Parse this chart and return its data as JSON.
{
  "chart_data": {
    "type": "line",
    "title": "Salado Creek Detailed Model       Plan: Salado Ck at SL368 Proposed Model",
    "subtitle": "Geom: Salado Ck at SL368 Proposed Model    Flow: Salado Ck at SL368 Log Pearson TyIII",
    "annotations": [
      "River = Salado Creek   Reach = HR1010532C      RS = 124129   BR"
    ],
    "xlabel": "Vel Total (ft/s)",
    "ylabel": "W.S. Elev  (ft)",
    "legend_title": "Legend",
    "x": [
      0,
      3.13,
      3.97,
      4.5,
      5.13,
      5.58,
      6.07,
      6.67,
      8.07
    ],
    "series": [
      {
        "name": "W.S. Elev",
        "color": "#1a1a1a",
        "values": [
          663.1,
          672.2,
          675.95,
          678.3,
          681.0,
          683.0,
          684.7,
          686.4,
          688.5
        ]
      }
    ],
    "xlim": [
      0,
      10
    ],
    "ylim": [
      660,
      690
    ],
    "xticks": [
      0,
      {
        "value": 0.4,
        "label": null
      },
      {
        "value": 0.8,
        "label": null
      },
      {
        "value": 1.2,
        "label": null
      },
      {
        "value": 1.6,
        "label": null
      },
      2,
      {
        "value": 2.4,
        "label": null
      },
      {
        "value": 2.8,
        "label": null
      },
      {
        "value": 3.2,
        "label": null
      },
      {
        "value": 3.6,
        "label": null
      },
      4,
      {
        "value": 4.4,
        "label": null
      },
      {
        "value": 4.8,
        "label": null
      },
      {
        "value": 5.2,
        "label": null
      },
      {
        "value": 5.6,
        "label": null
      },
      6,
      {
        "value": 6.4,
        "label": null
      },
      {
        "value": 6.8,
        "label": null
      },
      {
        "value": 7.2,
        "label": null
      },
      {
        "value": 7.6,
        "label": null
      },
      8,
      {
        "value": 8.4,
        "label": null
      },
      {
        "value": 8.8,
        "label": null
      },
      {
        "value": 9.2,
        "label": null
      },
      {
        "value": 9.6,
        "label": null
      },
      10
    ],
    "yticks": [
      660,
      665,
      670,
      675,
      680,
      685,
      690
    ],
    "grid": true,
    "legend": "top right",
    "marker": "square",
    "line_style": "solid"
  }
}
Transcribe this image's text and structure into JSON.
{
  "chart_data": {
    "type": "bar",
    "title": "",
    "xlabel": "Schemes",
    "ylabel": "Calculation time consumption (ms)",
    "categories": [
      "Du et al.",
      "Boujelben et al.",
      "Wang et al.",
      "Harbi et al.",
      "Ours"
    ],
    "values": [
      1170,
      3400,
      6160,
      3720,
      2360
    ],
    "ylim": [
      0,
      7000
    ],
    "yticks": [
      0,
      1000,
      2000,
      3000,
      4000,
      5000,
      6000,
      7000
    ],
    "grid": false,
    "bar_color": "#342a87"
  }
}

════════════════

--- Work to be completed ---
Repeat back the data above, exact to the last character.

--- Reply to the exercise ---
Parse this chart and return its data as JSON.
{
  "chart_data": {
    "type": "line",
    "title": "Salado Creek Detailed Model       Plan: Salado Ck at SL368 Proposed Model",
    "subtitle": "Geom: Salado Ck at SL368 Proposed Model    Flow: Salado Ck at SL368 Log Pearson TyIII",
    "annotations": [
      "River = Salado Creek   Reach = HR1010532C      RS = 124129   BR"
    ],
    "xlabel": "Vel Total (ft/s)",
    "ylabel": "W.S. Elev  (ft)",
    "legend_title": "Legend",
    "x": [
      0,
      3.13,
      3.97,
      4.5,
      5.13,
      5.58,
      6.07,
      6.67,
      8.07
    ],
    "series": [
      {
        "name": "W.S. Elev",
        "color": "#1a1a1a",
        "values": [
          663.1,
          672.2,
          675.95,
          678.3,
          681.0,
          683.0,
          684.7,
          686.4,
          688.5
        ]
      }
    ],
    "xlim": [
      0,
      10
    ],
    "ylim": [
      660,
      690
    ],
    "xticks": [
      0,
      {
        "value": 0.4,
        "label": null
      },
      {
        "value": 0.8,
        "label": null
      },
      {
        "value": 1.2,
        "label": null
      },
      {
        "value": 1.6,
        "label": null
      },
      2,
      {
        "value": 2.4,
        "label": null
      },
      {
        "value": 2.8,
        "label": null
      },
      {
        "value": 3.2,
        "label": null
      },
      {
        "value": 3.6,
        "label": null
      },
      4,
      {
        "value": 4.4,
        "label": null
      },
      {
        "value": 4.8,
        "label": null
      },
      {
        "value": 5.2,
        "label": null
      },
      {
        "value": 5.6,
        "label": null
      },
      6,
      {
        "value": 6.4,
        "label": null
      },
      {
        "value": 6.8,
        "label": null
      },
      {
        "value": 7.2,
        "label": null
      },
      {
        "value": 7.6,
        "label": null
      },
      8,
      {
        "value": 8.4,
        "label": null
      },
      {
        "value": 8.8,
        "label": null
      },
      {
        "value": 9.2,
        "label": null
      },
      {
        "value": 9.6,
        "label": null
      },
      10
    ],
    "yticks": [
      660,
      665,
      670,
      675,
      680,
      685,
      690
    ],
    "grid": true,
    "legend": "top right",
    "marker": "square",
    "line_style": "solid"
  }
}
Transcribe this image's text and structure into JSON.
{
  "chart_data": {
    "type": "bar",
    "title": "",
    "xlabel": "Schemes",
    "ylabel": "Calculation time consumption (ms)",
    "categories": [
      "Du et al.",
      "Boujelben et al.",
      "Wang et al.",
      "Harbi et al.",
      "Ours"
    ],
    "values": [
      1170,
      3400,
      6160,
      3720,
      2360
    ],
    "ylim": [
      0,
      7000
    ],
    "yticks": [
      0,
      1000,
      2000,
      3000,
      4000,
      5000,
      6000,
      7000
    ],
    "grid": false,
    "bar_color": "#342a87"
  }
}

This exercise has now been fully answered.